- **Challenge**:
Restate the listing that follows word for word, without its pictures.

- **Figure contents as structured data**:
►

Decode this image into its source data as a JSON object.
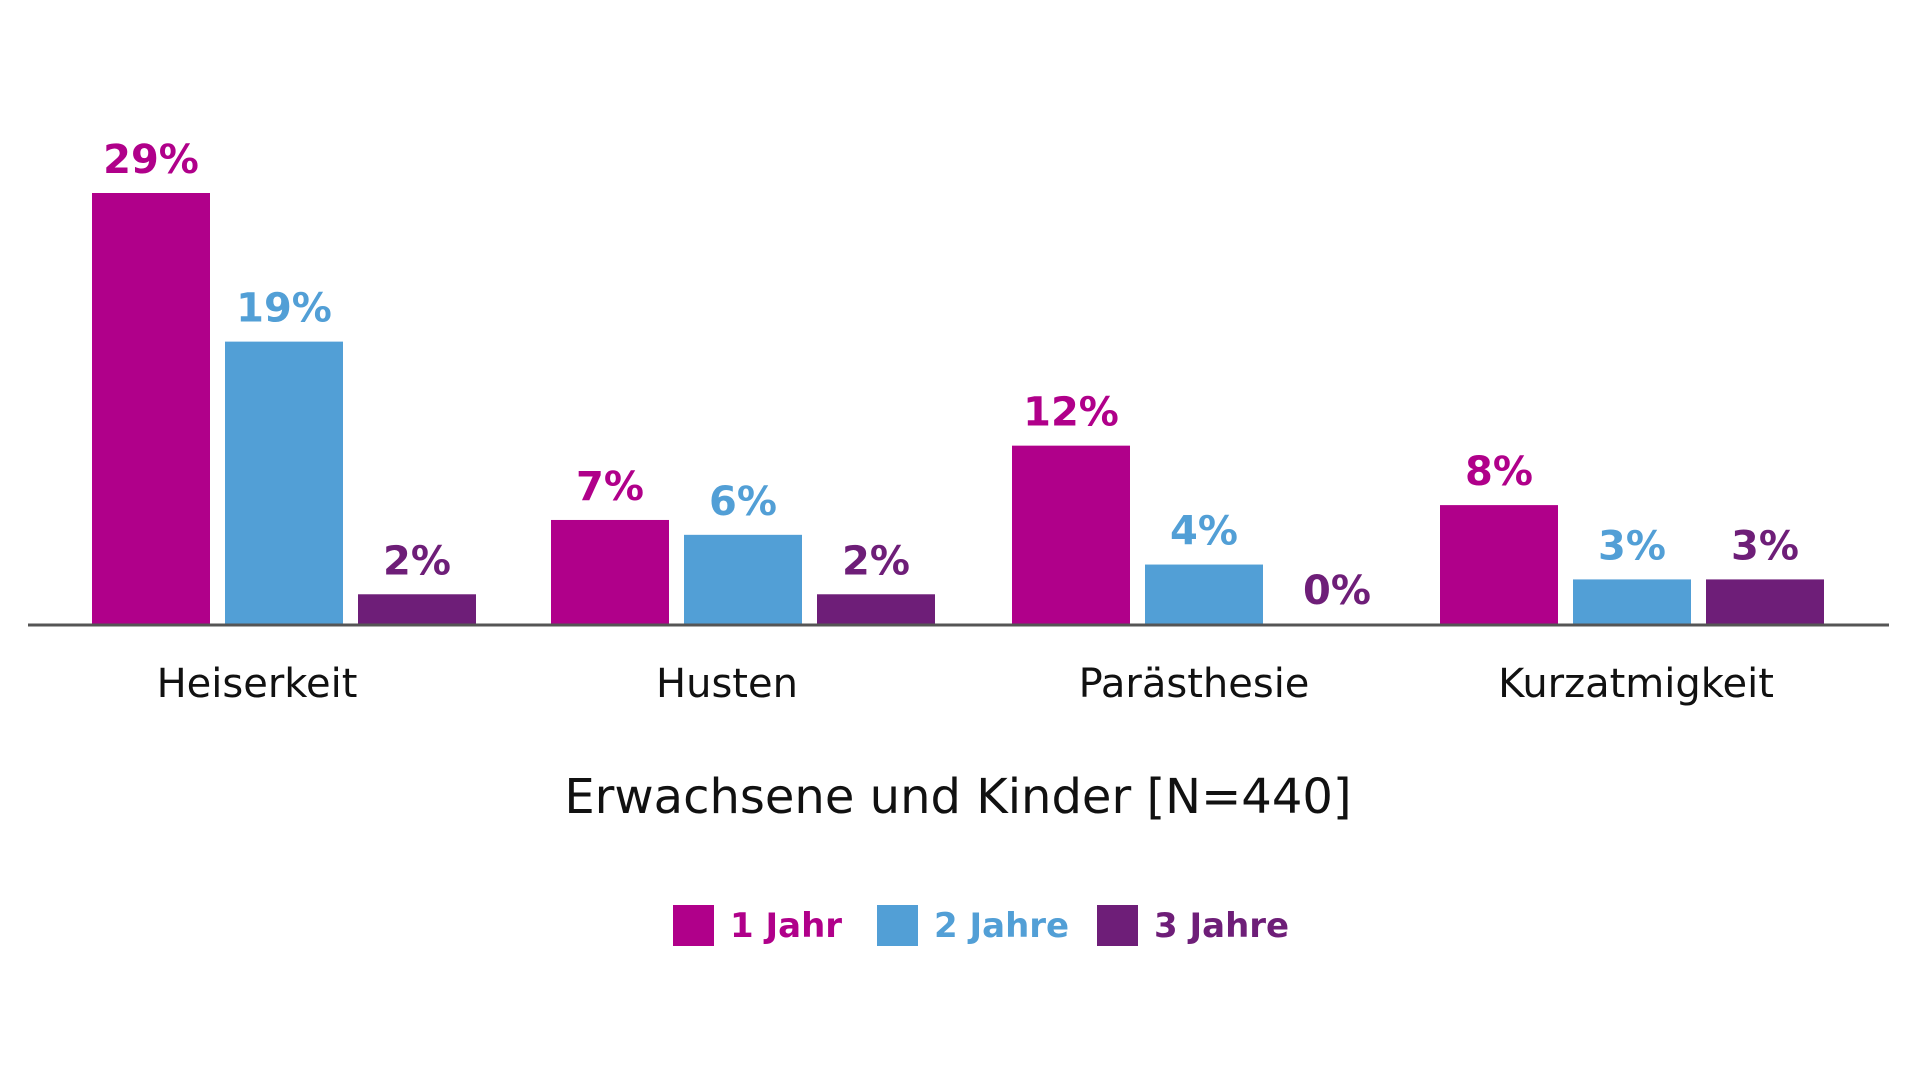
{
  "chart_data": {
    "type": "bar",
    "title": "",
    "xlabel": "Erwachsene und Kinder [N=440]",
    "ylabel": "",
    "ylim": [
      0,
      29
    ],
    "grid": false,
    "legend_position": "bottom",
    "categories": [
      "Heiserkeit",
      "Husten",
      "Parästhesie",
      "Kurzatmigkeit"
    ],
    "series": [
      {
        "name": "1 Jahr",
        "color": "#b0008a",
        "values": [
          29,
          7,
          12,
          8
        ],
        "labels": [
          "29%",
          "7%",
          "12%",
          "8%"
        ]
      },
      {
        "name": "2 Jahre",
        "color": "#529fd6",
        "values": [
          19,
          6,
          4,
          3
        ],
        "labels": [
          "19%",
          "6%",
          "4%",
          "3%"
        ]
      },
      {
        "name": "3 Jahre",
        "color": "#6e1e78",
        "values": [
          2,
          2,
          0,
          3
        ],
        "labels": [
          "2%",
          "2%",
          "0%",
          "3%"
        ]
      }
    ]
  }
}
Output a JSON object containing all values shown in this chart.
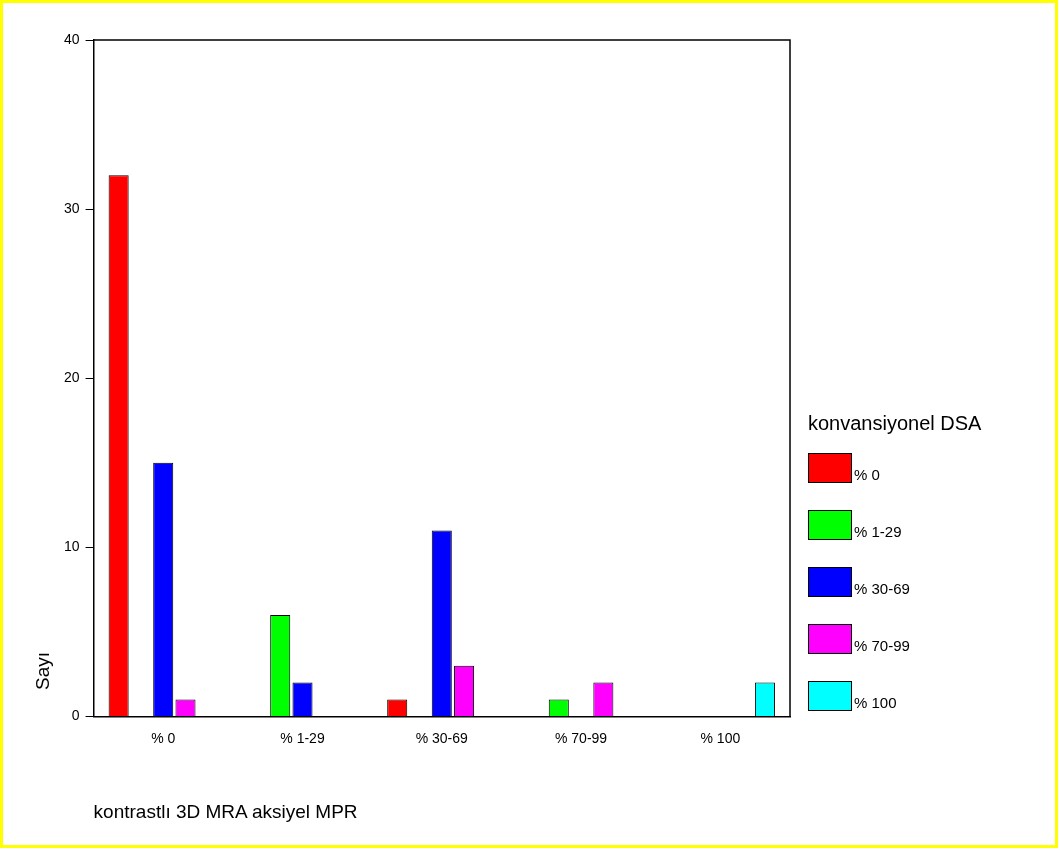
{
  "chart_data": {
    "type": "bar",
    "xlabel": "kontrastlı 3D MRA aksiyel MPR",
    "ylabel": "Sayı",
    "legend_title": "konvansiyonel DSA",
    "categories": [
      "% 0",
      "% 1-29",
      "% 30-69",
      "% 70-99",
      "% 100"
    ],
    "series": [
      {
        "name": "% 0",
        "color": "#ff0000",
        "values": [
          32,
          null,
          1,
          null,
          null
        ]
      },
      {
        "name": "% 1-29",
        "color": "#00ff00",
        "values": [
          null,
          6,
          null,
          1,
          null
        ]
      },
      {
        "name": "% 30-69",
        "color": "#0000ff",
        "values": [
          15,
          2,
          11,
          null,
          null
        ]
      },
      {
        "name": "% 70-99",
        "color": "#ff00ff",
        "values": [
          1,
          null,
          3,
          2,
          null
        ]
      },
      {
        "name": "% 100",
        "color": "#00ffff",
        "values": [
          null,
          null,
          null,
          null,
          2
        ]
      }
    ],
    "ylim": [
      0,
      40
    ],
    "yticks": [
      0,
      10,
      20,
      30,
      40
    ],
    "grid": false,
    "legend": "right"
  }
}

◄

- **Expected answer**:
Decode this image into its source data as a JSON object.
{
  "chart_data": {
    "type": "bar",
    "title": "",
    "xlabel": "Erwachsene und Kinder [N=440]",
    "ylabel": "",
    "ylim": [
      0,
      29
    ],
    "grid": false,
    "legend_position": "bottom",
    "categories": [
      "Heiserkeit",
      "Husten",
      "Parästhesie",
      "Kurzatmigkeit"
    ],
    "series": [
      {
        "name": "1 Jahr",
        "color": "#b0008a",
        "values": [
          29,
          7,
          12,
          8
        ],
        "labels": [
          "29%",
          "7%",
          "12%",
          "8%"
        ]
      },
      {
        "name": "2 Jahre",
        "color": "#529fd6",
        "values": [
          19,
          6,
          4,
          3
        ],
        "labels": [
          "19%",
          "6%",
          "4%",
          "3%"
        ]
      },
      {
        "name": "3 Jahre",
        "color": "#6e1e78",
        "values": [
          2,
          2,
          0,
          3
        ],
        "labels": [
          "2%",
          "2%",
          "0%",
          "3%"
        ]
      }
    ]
  }
}
Output a JSON object containing all values shown in this chart.
{
  "chart_data": {
    "type": "bar",
    "xlabel": "kontrastlı 3D MRA aksiyel MPR",
    "ylabel": "Sayı",
    "legend_title": "konvansiyonel DSA",
    "categories": [
      "% 0",
      "% 1-29",
      "% 30-69",
      "% 70-99",
      "% 100"
    ],
    "series": [
      {
        "name": "% 0",
        "color": "#ff0000",
        "values": [
          32,
          null,
          1,
          null,
          null
        ]
      },
      {
        "name": "% 1-29",
        "color": "#00ff00",
        "values": [
          null,
          6,
          null,
          1,
          null
        ]
      },
      {
        "name": "% 30-69",
        "color": "#0000ff",
        "values": [
          15,
          2,
          11,
          null,
          null
        ]
      },
      {
        "name": "% 70-99",
        "color": "#ff00ff",
        "values": [
          1,
          null,
          3,
          2,
          null
        ]
      },
      {
        "name": "% 100",
        "color": "#00ffff",
        "values": [
          null,
          null,
          null,
          null,
          2
        ]
      }
    ],
    "ylim": [
      0,
      40
    ],
    "yticks": [
      0,
      10,
      20,
      30,
      40
    ],
    "grid": false,
    "legend": "right"
  }
}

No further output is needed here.